● Given exercise
Extract the text of each entry below exactly, leaving every image behind.

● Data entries
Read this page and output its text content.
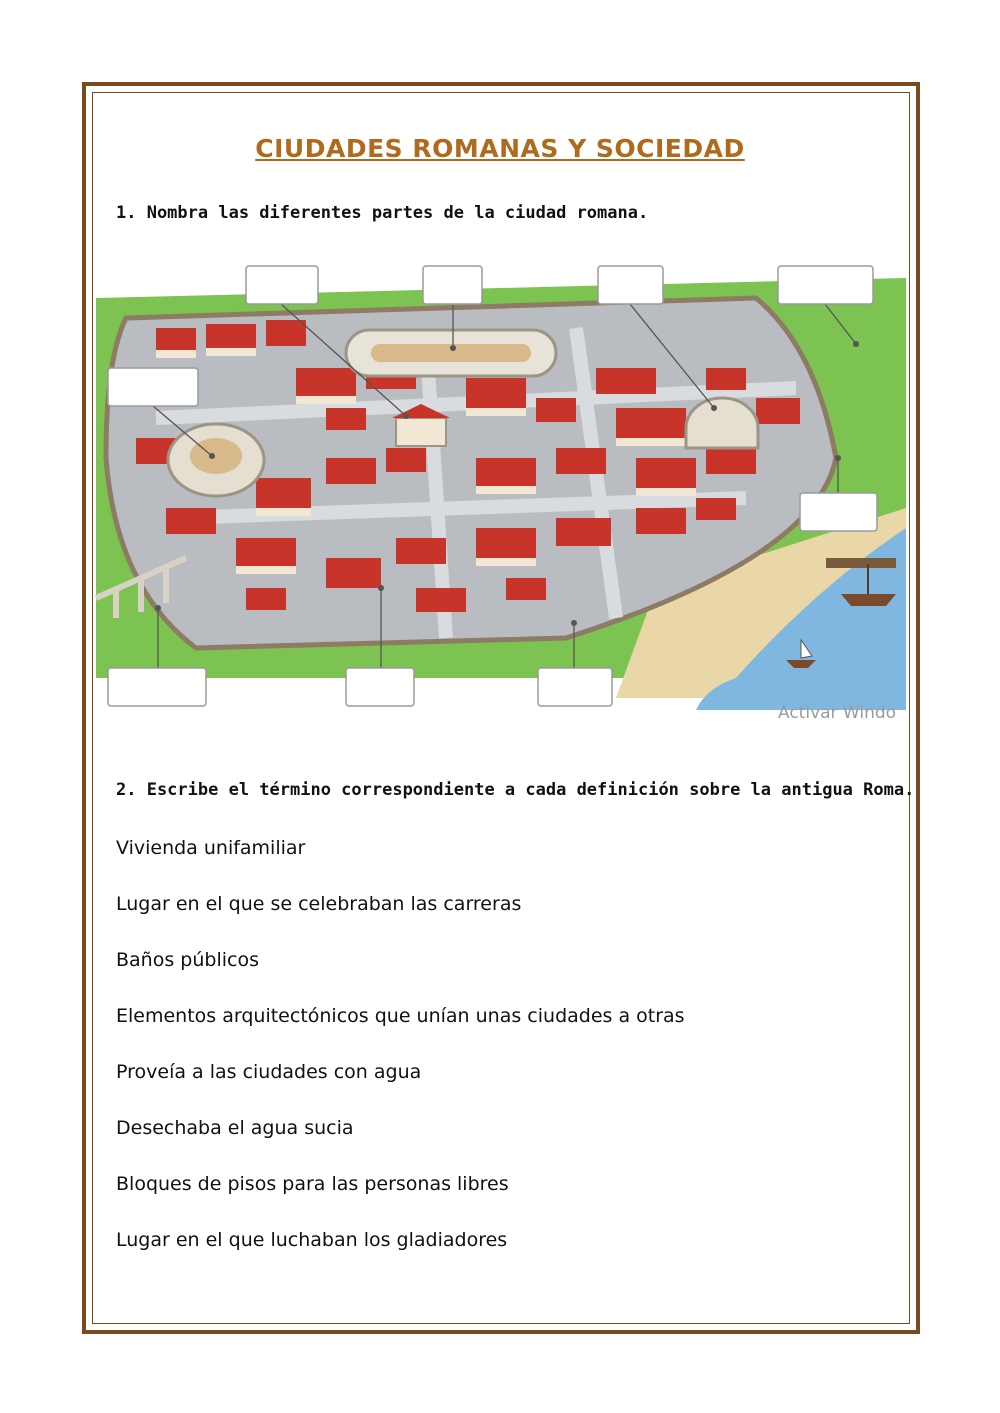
CIUDADES ROMANAS Y SOCIEDAD
1. Nombra las diferentes partes de la ciudad romana.
Activar Windo
2. Escribe el término correspondiente a cada definición sobre la antigua Roma.
Vivienda unifamiliar
Lugar en el que se celebraban las carreras
Baños públicos
Elementos arquitectónicos que unían unas ciudades a otras
Proveía a las ciudades con agua
Desechaba el agua sucia
Bloques de pisos para las personas libres
Lugar en el que luchaban los gladiadores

● Exercise solution
Read this page and output its text content.
CIUDADES ROMANAS Y SOCIEDAD
1. Nombra las diferentes partes de la ciudad romana.
Activar Windo
2. Escribe el término correspondiente a cada definición sobre la antigua Roma.
Vivienda unifamiliar
Lugar en el que se celebraban las carreras
Baños públicos
Elementos arquitectónicos que unían unas ciudades a otras
Proveía a las ciudades con agua
Desechaba el agua sucia
Bloques de pisos para las personas libres
Lugar en el que luchaban los gladiadores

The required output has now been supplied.